- EXERCISE
Could you copy every line from the material below in which "PARIS" appears?

- DATA EXCERPTS
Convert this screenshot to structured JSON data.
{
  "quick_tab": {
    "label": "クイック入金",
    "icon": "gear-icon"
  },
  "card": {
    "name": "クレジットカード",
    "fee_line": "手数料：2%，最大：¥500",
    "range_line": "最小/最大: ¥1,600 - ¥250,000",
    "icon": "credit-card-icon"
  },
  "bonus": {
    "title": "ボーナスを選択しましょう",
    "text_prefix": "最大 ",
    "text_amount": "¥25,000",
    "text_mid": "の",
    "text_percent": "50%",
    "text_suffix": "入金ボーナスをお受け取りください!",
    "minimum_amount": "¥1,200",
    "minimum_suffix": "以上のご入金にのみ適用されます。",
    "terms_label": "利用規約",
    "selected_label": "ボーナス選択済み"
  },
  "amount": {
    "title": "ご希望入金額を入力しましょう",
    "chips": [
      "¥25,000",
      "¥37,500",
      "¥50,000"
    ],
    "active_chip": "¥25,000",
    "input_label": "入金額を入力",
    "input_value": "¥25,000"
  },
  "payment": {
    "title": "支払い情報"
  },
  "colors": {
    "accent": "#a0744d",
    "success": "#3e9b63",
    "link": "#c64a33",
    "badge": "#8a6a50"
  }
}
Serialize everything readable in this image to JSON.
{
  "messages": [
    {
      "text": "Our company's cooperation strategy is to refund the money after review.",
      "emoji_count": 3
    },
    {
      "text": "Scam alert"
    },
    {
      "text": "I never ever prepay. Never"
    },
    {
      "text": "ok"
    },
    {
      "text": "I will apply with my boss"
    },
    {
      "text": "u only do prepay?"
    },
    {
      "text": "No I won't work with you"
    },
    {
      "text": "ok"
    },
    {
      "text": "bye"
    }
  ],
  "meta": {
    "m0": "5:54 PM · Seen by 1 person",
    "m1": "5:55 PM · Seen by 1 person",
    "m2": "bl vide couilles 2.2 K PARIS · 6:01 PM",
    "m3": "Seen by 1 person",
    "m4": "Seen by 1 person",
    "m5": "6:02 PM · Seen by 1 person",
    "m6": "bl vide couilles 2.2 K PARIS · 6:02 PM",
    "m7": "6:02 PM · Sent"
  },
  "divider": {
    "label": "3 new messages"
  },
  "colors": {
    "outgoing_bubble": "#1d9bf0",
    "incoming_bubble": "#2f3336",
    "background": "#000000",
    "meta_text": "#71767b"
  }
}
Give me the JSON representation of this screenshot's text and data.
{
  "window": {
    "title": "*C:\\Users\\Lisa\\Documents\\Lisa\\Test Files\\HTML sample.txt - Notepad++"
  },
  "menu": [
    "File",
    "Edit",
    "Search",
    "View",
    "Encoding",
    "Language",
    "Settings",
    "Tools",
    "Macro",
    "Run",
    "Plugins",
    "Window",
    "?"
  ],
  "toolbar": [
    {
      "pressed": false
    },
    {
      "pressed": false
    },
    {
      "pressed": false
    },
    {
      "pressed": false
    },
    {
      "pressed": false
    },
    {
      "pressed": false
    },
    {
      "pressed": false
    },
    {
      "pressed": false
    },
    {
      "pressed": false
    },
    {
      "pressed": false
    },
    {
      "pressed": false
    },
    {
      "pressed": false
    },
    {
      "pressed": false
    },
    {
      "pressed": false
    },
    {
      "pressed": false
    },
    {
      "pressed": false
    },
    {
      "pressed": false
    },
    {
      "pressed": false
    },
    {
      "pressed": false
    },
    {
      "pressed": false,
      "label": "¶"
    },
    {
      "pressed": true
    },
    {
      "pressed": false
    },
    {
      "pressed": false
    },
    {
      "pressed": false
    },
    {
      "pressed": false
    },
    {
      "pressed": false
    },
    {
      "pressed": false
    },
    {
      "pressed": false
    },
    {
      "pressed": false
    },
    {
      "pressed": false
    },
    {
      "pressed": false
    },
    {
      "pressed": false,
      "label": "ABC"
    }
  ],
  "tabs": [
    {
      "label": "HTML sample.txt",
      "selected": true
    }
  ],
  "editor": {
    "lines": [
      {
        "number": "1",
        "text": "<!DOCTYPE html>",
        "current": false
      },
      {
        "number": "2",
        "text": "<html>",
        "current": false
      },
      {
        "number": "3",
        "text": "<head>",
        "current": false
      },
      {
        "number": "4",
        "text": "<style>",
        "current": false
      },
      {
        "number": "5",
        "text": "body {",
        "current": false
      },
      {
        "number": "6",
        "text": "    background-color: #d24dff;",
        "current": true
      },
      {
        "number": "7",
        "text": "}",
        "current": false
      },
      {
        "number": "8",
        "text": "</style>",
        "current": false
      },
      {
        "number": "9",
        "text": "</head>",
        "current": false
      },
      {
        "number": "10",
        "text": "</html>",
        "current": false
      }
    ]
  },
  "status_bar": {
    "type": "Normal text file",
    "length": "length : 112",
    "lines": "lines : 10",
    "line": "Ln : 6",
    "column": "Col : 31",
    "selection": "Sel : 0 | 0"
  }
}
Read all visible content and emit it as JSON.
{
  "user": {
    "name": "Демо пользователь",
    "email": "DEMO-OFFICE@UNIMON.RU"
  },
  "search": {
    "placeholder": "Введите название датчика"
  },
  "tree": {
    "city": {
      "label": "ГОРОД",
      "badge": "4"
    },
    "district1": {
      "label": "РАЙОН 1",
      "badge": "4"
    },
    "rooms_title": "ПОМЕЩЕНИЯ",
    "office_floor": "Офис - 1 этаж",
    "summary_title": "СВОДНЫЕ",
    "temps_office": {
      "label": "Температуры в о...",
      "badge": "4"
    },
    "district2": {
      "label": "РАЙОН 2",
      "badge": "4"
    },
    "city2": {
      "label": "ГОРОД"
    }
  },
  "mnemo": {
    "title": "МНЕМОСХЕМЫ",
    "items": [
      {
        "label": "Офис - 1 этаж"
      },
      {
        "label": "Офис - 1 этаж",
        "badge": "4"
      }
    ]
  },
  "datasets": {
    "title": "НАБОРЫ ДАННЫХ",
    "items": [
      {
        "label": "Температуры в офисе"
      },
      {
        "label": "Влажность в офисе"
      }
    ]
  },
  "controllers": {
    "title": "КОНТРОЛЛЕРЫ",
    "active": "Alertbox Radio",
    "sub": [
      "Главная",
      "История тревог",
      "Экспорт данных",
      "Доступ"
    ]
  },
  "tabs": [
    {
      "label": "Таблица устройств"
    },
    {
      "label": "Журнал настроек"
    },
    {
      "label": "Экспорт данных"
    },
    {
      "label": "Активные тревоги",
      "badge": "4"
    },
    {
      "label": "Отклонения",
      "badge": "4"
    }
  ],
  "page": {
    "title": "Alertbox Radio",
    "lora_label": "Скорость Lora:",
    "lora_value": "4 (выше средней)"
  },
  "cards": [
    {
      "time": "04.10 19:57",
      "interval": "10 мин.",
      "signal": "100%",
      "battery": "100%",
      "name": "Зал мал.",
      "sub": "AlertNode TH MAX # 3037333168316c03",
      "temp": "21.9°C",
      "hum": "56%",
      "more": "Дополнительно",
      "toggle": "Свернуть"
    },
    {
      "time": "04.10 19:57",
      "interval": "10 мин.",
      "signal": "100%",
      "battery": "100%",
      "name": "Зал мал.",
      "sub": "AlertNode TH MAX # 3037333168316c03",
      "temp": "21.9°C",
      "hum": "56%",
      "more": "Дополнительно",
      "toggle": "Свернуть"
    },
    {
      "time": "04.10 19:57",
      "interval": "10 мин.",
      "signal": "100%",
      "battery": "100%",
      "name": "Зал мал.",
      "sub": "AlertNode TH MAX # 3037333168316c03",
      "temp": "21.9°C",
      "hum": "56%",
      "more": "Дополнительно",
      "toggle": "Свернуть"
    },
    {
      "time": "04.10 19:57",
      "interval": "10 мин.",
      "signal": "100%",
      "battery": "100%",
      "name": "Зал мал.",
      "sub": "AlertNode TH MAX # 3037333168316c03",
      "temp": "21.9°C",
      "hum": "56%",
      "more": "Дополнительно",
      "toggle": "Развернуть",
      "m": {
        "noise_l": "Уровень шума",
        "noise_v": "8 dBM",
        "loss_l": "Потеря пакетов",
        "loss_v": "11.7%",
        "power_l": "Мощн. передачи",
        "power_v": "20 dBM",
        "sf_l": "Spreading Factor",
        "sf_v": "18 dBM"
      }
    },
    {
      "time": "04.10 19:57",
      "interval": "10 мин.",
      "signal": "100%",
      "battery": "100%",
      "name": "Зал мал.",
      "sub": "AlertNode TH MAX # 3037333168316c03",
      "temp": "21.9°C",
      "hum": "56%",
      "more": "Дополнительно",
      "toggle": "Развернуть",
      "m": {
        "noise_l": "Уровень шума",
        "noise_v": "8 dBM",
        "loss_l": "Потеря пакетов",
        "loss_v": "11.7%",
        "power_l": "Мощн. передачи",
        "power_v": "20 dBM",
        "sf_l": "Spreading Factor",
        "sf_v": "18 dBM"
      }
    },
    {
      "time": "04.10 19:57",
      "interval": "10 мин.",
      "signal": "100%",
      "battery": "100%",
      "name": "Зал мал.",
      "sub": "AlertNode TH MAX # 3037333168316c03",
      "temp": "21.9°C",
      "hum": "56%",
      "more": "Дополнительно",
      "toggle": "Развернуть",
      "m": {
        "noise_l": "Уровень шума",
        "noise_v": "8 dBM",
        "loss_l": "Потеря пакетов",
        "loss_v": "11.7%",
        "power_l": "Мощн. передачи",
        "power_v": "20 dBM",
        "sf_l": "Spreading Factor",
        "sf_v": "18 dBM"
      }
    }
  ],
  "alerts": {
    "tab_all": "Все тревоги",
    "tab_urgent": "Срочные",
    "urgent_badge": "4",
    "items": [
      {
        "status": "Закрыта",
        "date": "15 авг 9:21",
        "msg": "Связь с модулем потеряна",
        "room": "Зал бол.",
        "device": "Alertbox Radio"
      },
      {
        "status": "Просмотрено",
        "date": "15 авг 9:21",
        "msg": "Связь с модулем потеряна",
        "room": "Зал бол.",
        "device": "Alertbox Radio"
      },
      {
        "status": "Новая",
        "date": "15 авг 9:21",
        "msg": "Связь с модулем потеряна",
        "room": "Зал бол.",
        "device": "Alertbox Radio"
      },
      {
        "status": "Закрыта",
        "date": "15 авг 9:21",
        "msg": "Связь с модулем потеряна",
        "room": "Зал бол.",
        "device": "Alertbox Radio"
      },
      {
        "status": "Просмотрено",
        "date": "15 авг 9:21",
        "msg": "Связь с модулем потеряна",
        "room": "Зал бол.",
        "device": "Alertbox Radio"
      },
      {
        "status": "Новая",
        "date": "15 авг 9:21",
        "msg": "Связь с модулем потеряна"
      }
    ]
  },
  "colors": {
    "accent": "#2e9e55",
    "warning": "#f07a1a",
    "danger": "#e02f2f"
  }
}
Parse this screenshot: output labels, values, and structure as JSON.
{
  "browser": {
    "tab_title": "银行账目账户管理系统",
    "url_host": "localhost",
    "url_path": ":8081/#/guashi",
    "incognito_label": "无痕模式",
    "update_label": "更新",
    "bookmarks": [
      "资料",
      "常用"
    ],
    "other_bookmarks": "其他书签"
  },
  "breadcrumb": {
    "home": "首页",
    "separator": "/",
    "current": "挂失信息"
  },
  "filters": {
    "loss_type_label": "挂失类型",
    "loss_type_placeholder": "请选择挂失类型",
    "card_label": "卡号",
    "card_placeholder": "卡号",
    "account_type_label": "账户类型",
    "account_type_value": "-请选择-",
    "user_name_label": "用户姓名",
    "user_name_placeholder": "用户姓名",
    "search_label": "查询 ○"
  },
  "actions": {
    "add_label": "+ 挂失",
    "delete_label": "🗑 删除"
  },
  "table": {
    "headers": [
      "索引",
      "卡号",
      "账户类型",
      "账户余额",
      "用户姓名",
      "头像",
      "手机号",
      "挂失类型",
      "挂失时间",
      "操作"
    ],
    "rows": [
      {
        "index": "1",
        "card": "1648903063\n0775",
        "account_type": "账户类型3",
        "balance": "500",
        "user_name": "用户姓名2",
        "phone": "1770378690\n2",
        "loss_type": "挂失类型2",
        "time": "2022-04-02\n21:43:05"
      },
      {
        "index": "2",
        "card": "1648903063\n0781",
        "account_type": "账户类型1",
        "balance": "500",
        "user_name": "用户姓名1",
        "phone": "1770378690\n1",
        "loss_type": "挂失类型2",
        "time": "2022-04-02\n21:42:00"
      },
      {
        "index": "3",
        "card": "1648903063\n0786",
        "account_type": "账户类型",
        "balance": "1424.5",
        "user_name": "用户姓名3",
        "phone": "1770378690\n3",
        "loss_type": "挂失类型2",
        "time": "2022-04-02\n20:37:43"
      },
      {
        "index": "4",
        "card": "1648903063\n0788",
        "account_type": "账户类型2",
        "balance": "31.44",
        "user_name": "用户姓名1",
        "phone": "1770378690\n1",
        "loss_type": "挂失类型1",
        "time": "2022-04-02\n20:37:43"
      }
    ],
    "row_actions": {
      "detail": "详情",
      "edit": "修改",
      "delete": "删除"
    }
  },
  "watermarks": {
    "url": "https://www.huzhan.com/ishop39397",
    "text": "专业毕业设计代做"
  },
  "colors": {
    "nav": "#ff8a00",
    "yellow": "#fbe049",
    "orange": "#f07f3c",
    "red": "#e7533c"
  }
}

- EXERCISE OUTPUT
    "m2": "bl vide couilles 2.2 K PARIS · 6:01 PM",
    "m6": "bl vide couilles 2.2 K PARIS · 6:02 PM",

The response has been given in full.